==== Raw data

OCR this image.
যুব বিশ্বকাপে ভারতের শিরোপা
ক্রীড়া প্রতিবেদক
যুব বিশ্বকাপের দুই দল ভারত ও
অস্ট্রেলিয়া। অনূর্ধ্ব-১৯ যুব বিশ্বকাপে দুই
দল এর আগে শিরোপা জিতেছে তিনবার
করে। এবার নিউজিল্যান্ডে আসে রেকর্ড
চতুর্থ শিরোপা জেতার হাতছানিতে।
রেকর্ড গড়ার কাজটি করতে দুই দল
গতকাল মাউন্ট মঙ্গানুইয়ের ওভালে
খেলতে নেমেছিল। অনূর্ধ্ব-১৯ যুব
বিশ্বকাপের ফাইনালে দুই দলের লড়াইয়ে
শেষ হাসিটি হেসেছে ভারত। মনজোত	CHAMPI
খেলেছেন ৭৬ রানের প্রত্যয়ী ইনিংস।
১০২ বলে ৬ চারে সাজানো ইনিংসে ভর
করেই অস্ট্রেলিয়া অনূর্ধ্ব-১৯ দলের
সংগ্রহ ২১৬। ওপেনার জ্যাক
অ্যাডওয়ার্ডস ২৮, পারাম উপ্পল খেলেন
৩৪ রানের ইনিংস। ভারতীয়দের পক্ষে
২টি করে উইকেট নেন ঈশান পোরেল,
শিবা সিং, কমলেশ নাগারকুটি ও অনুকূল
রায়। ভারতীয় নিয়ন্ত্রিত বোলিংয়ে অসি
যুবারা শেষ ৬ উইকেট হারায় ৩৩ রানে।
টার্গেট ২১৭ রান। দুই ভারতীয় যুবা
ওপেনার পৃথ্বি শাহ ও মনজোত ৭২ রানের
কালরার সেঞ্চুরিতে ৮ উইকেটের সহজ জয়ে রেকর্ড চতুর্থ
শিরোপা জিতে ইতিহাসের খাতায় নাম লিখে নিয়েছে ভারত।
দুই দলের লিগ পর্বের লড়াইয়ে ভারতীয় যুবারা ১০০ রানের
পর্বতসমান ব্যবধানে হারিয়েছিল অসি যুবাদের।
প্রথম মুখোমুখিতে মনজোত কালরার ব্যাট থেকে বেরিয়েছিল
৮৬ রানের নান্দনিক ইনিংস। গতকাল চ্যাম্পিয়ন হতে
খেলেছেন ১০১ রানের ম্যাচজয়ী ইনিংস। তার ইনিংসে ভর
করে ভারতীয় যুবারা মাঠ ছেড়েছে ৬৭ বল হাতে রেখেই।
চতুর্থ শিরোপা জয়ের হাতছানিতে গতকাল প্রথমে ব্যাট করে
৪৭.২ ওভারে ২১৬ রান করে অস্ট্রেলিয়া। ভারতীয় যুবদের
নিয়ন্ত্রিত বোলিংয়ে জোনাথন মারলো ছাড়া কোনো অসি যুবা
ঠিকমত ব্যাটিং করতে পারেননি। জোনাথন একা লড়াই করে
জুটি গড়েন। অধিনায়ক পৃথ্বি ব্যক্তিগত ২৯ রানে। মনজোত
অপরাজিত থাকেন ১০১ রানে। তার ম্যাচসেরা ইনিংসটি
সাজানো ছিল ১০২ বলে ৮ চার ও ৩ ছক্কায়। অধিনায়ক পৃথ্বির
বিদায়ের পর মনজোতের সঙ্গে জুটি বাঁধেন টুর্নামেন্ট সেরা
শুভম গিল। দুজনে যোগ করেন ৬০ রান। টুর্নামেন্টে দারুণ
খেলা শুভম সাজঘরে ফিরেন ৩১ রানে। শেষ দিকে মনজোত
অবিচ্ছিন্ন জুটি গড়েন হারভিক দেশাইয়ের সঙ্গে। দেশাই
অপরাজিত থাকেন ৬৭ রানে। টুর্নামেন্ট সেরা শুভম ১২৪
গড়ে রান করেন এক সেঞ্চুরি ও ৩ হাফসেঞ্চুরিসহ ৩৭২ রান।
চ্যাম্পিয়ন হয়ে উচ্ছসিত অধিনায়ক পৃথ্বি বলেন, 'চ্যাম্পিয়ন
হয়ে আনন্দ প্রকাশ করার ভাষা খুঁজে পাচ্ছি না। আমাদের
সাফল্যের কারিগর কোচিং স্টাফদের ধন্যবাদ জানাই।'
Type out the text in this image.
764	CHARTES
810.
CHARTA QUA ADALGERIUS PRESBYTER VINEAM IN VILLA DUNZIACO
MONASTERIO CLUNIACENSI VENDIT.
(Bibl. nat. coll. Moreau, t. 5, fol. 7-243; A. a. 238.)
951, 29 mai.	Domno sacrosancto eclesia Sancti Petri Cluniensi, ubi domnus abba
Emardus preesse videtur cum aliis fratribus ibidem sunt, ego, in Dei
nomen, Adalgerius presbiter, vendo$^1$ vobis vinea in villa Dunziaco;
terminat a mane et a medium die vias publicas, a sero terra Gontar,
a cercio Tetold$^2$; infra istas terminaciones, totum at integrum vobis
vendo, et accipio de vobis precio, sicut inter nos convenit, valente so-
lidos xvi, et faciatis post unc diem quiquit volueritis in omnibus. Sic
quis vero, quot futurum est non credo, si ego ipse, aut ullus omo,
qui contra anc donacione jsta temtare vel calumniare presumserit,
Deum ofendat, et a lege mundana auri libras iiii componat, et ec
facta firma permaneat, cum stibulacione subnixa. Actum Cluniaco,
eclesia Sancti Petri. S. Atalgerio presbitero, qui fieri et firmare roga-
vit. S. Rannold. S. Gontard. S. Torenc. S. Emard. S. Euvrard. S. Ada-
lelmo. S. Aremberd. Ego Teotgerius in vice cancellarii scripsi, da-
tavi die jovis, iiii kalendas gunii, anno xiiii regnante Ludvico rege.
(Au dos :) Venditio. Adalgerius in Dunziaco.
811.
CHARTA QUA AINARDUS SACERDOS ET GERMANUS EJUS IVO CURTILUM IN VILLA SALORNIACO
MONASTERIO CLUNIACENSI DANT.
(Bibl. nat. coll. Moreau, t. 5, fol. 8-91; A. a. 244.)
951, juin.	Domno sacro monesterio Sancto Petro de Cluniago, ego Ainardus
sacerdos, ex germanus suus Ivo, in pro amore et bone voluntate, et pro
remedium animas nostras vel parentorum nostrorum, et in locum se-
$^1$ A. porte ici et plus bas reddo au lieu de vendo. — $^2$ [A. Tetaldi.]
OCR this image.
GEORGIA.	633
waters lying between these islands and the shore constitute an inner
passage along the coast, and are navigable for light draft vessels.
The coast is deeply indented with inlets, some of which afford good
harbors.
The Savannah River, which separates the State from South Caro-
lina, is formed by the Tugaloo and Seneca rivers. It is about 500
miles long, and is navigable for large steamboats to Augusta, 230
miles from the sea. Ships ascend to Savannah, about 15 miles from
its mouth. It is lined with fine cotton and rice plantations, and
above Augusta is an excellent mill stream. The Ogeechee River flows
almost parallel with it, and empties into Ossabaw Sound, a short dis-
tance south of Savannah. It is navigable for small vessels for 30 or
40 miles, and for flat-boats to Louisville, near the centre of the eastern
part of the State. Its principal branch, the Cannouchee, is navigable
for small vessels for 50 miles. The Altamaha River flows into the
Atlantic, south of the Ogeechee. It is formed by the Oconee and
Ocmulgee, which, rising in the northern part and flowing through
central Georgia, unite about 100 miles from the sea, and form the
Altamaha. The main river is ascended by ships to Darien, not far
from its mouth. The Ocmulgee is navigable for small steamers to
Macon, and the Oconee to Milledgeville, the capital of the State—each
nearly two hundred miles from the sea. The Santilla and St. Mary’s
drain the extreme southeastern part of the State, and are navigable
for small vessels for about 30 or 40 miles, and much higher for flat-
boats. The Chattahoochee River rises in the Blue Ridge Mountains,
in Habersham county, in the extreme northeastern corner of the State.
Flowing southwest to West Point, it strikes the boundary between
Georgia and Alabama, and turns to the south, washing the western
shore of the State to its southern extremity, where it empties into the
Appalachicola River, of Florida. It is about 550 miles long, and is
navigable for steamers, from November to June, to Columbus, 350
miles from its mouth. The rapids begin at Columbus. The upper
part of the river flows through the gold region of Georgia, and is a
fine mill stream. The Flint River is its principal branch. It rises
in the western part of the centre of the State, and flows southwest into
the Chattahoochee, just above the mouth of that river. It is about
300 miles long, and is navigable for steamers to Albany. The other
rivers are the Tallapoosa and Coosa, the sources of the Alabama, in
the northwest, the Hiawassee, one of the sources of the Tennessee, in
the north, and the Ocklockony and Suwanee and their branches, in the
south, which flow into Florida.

========

Your task: Go through the listing above and locate each line that holds the word "vessels". Copy those lines.

Final result:
passage along the coast, and are navigable for light draft vessels.
tance south of Savannah. It is navigable for small vessels for 30 or
for small vessels for 50 miles. The Altamaha River flows into the
for small vessels for about 30 or 40 miles, and much higher for flat-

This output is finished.